[Dataset items]
--- BEGIN ---

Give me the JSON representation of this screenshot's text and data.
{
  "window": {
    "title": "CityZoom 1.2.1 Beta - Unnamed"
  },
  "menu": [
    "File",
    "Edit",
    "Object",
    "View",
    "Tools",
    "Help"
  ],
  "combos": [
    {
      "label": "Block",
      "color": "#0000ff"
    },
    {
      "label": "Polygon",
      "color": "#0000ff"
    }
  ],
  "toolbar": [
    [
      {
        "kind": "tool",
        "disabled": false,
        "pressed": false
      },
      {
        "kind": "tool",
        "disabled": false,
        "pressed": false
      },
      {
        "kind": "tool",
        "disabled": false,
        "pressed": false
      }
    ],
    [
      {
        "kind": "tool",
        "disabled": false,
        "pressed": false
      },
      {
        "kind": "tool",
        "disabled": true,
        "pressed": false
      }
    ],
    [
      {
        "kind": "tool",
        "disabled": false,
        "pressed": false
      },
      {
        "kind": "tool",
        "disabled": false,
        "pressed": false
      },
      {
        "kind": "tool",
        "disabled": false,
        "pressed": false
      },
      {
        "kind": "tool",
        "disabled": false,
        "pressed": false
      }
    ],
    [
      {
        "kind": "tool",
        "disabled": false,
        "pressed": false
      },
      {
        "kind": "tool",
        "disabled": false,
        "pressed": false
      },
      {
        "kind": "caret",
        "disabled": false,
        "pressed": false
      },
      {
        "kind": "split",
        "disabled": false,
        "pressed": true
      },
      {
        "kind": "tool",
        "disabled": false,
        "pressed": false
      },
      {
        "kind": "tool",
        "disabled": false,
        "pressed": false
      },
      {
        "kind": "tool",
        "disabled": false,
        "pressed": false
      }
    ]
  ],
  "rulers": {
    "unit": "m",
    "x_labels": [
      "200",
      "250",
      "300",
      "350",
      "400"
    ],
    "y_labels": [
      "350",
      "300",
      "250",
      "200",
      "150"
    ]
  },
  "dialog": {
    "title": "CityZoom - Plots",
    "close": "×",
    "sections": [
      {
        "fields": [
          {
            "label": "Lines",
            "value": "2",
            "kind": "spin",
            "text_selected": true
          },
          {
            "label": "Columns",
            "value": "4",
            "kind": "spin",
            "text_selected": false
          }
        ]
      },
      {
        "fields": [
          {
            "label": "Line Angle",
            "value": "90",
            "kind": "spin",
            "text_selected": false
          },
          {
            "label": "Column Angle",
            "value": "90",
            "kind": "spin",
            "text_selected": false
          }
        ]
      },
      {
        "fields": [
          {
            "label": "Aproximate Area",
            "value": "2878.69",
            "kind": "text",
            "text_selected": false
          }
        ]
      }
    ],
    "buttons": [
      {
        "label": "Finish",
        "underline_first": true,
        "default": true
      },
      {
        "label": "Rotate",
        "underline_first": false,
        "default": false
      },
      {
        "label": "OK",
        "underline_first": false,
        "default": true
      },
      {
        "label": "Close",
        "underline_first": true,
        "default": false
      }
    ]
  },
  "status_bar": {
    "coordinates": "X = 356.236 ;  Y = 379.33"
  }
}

--- END ---

- _Direction_
Return every line of the material exactly.

- _Task response_
Give me the JSON representation of this screenshot's text and data.
{
  "window": {
    "title": "CityZoom 1.2.1 Beta - Unnamed"
  },
  "menu": [
    "File",
    "Edit",
    "Object",
    "View",
    "Tools",
    "Help"
  ],
  "combos": [
    {
      "label": "Block",
      "color": "#0000ff"
    },
    {
      "label": "Polygon",
      "color": "#0000ff"
    }
  ],
  "toolbar": [
    [
      {
        "kind": "tool",
        "disabled": false,
        "pressed": false
      },
      {
        "kind": "tool",
        "disabled": false,
        "pressed": false
      },
      {
        "kind": "tool",
        "disabled": false,
        "pressed": false
      }
    ],
    [
      {
        "kind": "tool",
        "disabled": false,
        "pressed": false
      },
      {
        "kind": "tool",
        "disabled": true,
        "pressed": false
      }
    ],
    [
      {
        "kind": "tool",
        "disabled": false,
        "pressed": false
      },
      {
        "kind": "tool",
        "disabled": false,
        "pressed": false
      },
      {
        "kind": "tool",
        "disabled": false,
        "pressed": false
      },
      {
        "kind": "tool",
        "disabled": false,
        "pressed": false
      }
    ],
    [
      {
        "kind": "tool",
        "disabled": false,
        "pressed": false
      },
      {
        "kind": "tool",
        "disabled": false,
        "pressed": false
      },
      {
        "kind": "caret",
        "disabled": false,
        "pressed": false
      },
      {
        "kind": "split",
        "disabled": false,
        "pressed": true
      },
      {
        "kind": "tool",
        "disabled": false,
        "pressed": false
      },
      {
        "kind": "tool",
        "disabled": false,
        "pressed": false
      },
      {
        "kind": "tool",
        "disabled": false,
        "pressed": false
      }
    ]
  ],
  "rulers": {
    "unit": "m",
    "x_labels": [
      "200",
      "250",
      "300",
      "350",
      "400"
    ],
    "y_labels": [
      "350",
      "300",
      "250",
      "200",
      "150"
    ]
  },
  "dialog": {
    "title": "CityZoom - Plots",
    "close": "×",
    "sections": [
      {
        "fields": [
          {
            "label": "Lines",
            "value": "2",
            "kind": "spin",
            "text_selected": true
          },
          {
            "label": "Columns",
            "value": "4",
            "kind": "spin",
            "text_selected": false
          }
        ]
      },
      {
        "fields": [
          {
            "label": "Line Angle",
            "value": "90",
            "kind": "spin",
            "text_selected": false
          },
          {
            "label": "Column Angle",
            "value": "90",
            "kind": "spin",
            "text_selected": false
          }
        ]
      },
      {
        "fields": [
          {
            "label": "Aproximate Area",
            "value": "2878.69",
            "kind": "text",
            "text_selected": false
          }
        ]
      }
    ],
    "buttons": [
      {
        "label": "Finish",
        "underline_first": true,
        "default": true
      },
      {
        "label": "Rotate",
        "underline_first": false,
        "default": false
      },
      {
        "label": "OK",
        "underline_first": false,
        "default": true
      },
      {
        "label": "Close",
        "underline_first": true,
        "default": false
      }
    ]
  },
  "status_bar": {
    "coordinates": "X = 356.236 ;  Y = 379.33"
  }
}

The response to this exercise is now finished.